### REQUEST
Scan the entries below for the word "Zinda". Copy each line that has it.

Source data
-=-=-

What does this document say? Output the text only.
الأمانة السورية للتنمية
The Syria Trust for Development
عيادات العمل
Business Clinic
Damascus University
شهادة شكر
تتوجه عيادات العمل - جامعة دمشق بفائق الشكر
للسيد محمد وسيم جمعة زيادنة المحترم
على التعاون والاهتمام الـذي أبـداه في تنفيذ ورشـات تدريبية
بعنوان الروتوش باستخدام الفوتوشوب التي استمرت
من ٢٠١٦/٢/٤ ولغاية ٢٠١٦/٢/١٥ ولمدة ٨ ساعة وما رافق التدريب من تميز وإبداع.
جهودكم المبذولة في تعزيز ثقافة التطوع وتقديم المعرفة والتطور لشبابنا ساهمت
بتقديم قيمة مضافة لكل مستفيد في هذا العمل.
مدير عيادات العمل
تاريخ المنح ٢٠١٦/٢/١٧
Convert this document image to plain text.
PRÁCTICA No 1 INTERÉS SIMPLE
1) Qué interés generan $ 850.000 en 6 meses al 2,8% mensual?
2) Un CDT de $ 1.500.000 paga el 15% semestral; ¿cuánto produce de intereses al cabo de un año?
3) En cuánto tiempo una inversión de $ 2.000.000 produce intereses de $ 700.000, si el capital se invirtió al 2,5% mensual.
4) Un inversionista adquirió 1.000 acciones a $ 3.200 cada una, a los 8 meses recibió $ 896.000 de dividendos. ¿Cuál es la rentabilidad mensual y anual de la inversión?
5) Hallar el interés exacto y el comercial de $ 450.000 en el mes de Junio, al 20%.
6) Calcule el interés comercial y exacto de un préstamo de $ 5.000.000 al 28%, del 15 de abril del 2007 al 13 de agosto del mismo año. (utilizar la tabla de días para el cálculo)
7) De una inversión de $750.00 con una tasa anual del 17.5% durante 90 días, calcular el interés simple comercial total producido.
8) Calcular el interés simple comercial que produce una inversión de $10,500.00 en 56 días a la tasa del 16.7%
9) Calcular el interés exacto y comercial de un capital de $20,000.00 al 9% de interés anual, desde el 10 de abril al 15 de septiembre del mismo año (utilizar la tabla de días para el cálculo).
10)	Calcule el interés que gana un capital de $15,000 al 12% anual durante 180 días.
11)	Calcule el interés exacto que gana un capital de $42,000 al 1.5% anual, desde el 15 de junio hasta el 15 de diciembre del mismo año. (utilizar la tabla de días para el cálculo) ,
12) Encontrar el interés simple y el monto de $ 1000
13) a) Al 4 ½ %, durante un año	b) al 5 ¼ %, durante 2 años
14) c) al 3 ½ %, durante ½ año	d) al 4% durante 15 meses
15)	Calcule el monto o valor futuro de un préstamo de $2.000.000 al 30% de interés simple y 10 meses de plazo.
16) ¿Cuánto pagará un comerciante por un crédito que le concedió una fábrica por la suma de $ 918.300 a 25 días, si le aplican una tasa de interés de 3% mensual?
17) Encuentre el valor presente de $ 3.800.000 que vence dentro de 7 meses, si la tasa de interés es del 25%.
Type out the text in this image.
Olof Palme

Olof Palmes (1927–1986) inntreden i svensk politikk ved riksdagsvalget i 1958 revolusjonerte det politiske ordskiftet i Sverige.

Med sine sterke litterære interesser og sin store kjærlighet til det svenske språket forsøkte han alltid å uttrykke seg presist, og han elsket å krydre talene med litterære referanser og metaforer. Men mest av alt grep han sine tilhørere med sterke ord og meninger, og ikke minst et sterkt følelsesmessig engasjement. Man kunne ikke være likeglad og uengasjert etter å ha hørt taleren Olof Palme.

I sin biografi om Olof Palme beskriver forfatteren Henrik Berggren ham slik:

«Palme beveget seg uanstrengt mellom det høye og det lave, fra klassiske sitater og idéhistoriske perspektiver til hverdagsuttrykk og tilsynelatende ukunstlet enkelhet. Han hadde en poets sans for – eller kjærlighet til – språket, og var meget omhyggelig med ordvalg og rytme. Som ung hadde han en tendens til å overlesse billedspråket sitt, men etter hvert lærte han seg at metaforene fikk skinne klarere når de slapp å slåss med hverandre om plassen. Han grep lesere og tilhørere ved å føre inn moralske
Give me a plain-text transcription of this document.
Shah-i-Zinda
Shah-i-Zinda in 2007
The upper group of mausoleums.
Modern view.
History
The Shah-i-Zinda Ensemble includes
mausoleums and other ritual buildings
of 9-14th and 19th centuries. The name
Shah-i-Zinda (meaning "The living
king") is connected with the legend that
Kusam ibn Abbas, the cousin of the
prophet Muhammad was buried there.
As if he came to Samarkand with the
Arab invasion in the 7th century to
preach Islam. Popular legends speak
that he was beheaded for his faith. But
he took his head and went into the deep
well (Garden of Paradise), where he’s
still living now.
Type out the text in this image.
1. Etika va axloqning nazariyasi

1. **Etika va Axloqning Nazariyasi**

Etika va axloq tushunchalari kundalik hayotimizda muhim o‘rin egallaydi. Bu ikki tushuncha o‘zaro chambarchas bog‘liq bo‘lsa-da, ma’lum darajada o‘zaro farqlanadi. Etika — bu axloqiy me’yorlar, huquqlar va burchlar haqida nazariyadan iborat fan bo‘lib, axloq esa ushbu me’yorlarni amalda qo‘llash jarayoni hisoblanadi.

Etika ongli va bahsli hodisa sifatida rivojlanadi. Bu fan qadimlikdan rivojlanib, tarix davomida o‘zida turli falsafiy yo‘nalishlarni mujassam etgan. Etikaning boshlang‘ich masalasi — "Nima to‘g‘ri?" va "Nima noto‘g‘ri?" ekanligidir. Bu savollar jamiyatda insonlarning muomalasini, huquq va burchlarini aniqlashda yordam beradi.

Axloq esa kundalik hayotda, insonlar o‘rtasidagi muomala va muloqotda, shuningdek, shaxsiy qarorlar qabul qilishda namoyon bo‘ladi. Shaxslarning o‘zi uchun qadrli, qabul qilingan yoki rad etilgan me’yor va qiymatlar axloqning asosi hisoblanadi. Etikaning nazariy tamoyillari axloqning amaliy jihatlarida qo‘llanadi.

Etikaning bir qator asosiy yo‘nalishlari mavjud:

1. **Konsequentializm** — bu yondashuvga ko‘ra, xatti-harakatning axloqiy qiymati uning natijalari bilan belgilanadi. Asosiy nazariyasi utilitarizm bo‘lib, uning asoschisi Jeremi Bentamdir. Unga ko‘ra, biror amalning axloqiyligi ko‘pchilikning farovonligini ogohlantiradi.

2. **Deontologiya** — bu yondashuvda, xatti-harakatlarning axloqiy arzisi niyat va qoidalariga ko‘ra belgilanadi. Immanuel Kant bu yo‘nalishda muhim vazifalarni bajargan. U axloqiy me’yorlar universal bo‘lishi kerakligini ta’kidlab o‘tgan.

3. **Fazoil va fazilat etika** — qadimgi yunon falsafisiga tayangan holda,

-=-=-

### ANSWER TO THE TASK
Shah-i-Zinda
Shah-i-Zinda in 2007
The Shah-i-Zinda Ensemble includes
Shah-i-Zinda (meaning "The living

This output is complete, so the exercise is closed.